Instruction -> Spot each line in the records below where the word "time" occurs, then copy it.

— Start Information provided —

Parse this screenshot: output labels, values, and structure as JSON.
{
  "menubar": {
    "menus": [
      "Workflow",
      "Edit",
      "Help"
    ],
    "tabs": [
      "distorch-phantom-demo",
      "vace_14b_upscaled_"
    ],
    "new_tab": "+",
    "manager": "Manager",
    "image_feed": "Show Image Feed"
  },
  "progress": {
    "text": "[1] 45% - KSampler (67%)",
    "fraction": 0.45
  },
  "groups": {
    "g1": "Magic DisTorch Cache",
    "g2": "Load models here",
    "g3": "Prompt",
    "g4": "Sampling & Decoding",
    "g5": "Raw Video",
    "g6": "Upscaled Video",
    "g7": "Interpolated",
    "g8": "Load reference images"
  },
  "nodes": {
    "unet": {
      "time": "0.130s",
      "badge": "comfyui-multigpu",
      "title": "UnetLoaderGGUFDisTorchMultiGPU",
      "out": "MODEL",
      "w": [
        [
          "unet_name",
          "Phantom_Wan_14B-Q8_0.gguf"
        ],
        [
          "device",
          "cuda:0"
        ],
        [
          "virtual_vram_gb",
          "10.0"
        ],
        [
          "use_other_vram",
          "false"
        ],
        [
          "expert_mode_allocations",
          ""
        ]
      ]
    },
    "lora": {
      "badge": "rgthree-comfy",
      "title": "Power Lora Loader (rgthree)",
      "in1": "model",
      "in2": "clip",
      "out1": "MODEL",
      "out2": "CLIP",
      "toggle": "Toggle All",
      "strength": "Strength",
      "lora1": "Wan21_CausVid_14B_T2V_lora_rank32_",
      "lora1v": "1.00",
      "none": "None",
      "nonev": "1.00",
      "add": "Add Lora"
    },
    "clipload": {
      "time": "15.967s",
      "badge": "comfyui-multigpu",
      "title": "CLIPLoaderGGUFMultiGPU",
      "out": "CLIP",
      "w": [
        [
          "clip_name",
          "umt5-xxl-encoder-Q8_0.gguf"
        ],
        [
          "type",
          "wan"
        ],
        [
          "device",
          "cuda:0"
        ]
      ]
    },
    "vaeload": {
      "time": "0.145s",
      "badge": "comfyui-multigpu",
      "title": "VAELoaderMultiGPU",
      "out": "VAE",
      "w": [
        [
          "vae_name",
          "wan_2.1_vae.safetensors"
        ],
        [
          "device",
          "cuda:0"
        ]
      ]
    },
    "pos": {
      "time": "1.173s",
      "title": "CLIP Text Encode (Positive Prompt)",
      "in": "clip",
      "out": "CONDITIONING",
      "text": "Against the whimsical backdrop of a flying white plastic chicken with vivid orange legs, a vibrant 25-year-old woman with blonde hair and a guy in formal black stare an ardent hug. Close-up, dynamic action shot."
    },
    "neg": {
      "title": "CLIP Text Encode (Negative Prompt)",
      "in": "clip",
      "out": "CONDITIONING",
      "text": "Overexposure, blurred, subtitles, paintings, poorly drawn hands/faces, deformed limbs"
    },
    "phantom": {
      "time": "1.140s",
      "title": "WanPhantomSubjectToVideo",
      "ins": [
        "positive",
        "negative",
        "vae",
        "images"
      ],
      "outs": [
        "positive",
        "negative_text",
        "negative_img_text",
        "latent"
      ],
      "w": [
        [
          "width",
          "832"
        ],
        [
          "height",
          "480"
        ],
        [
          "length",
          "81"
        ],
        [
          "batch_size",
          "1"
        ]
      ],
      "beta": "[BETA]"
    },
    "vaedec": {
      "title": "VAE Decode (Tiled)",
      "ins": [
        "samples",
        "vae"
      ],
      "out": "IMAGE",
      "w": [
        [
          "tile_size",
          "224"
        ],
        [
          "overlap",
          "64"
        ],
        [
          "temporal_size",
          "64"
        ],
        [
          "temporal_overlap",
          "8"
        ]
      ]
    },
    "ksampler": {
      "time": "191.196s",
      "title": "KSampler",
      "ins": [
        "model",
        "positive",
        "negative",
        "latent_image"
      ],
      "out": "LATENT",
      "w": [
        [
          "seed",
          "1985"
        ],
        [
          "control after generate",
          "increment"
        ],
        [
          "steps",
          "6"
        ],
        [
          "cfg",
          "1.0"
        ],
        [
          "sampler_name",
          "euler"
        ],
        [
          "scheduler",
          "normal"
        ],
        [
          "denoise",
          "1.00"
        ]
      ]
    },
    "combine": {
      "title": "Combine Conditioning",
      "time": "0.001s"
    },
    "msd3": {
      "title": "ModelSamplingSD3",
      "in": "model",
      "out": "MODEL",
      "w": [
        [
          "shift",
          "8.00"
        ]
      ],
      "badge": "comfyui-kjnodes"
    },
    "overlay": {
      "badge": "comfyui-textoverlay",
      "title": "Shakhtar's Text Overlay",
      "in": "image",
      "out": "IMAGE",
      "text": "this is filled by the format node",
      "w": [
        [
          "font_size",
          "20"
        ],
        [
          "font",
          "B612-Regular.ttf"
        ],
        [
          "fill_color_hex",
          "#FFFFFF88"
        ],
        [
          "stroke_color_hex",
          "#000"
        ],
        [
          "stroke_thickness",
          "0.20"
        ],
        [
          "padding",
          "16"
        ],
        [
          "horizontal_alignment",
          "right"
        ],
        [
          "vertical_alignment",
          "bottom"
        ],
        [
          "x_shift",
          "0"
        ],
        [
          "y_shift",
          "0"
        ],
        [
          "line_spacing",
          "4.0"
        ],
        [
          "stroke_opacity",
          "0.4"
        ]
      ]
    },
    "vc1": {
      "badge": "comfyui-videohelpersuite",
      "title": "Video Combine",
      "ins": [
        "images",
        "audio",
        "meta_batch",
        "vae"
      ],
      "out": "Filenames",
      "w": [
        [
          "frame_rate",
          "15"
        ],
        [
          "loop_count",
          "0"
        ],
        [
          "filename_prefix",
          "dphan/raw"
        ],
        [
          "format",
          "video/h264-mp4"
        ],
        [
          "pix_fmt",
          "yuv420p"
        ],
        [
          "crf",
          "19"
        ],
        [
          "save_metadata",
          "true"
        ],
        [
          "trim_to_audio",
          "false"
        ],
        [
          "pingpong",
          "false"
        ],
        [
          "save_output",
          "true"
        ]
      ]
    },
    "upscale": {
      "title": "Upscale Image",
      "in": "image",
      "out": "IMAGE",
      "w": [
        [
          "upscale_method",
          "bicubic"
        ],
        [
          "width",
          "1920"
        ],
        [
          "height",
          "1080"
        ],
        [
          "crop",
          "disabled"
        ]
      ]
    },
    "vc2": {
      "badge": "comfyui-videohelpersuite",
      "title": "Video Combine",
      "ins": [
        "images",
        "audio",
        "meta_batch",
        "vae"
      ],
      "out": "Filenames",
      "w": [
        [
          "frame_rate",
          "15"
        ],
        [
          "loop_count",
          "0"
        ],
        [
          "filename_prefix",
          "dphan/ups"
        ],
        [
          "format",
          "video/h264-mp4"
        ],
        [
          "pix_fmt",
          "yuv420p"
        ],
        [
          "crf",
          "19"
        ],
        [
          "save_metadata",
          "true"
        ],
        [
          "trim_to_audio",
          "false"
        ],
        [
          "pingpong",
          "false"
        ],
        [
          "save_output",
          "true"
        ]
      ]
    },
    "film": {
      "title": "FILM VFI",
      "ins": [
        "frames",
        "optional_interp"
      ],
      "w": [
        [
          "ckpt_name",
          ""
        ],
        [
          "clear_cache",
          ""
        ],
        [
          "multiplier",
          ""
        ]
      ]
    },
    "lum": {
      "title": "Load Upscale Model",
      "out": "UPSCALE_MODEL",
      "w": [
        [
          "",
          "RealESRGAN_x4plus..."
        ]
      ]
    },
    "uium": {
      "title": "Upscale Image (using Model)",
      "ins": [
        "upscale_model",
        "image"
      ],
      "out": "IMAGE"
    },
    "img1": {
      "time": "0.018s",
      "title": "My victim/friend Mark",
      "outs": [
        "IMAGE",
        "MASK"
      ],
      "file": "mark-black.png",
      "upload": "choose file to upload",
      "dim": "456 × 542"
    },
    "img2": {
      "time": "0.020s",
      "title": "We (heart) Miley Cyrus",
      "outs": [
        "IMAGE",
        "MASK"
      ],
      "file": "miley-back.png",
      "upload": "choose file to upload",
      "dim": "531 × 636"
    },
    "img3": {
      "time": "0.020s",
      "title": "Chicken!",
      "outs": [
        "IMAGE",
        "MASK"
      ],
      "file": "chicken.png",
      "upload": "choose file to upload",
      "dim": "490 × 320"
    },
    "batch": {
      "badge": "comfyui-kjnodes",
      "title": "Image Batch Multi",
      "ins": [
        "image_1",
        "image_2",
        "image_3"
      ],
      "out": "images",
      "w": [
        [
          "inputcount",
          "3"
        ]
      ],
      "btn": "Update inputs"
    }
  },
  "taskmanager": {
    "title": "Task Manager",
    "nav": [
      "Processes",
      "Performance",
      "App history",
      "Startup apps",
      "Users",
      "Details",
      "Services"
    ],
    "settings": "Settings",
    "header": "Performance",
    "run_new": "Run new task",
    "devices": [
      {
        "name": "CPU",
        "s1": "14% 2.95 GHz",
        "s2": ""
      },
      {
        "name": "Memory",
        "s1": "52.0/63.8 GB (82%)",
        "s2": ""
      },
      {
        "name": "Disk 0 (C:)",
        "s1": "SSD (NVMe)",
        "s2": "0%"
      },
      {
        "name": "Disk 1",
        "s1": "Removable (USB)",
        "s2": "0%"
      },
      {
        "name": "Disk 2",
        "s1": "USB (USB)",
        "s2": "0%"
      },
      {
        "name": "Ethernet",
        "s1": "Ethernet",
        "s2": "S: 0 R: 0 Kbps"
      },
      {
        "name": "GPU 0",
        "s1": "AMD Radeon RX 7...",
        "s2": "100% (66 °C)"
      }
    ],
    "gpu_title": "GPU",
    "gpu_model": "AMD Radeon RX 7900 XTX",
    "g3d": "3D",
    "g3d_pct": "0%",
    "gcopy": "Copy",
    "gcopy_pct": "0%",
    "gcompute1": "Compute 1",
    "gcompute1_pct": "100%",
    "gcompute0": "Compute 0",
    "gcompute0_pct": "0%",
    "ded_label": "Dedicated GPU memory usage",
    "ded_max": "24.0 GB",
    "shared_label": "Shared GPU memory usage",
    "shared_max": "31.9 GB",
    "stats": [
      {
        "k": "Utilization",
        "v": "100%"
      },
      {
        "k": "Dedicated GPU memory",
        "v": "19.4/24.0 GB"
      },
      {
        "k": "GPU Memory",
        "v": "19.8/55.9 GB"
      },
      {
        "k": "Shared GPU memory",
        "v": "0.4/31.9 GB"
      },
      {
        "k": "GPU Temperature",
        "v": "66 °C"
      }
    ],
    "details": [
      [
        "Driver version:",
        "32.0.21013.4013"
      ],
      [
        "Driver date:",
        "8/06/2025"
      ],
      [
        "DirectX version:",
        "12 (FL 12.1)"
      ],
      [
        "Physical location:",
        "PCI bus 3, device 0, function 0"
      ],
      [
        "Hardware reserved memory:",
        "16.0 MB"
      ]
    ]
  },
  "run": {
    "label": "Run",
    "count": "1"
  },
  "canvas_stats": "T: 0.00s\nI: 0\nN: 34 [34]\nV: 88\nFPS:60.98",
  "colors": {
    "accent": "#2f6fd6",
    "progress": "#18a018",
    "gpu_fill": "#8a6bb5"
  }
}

— End Information provided —

In response ->
      "time": "0.130s",
      "time": "15.967s",
      "time": "0.145s",
      "time": "1.173s",
      "time": "1.140s",
      "time": "191.196s",
      "time": "0.001s"
      "time": "0.018s",
      "time": "0.020s",
      "time": "0.020s",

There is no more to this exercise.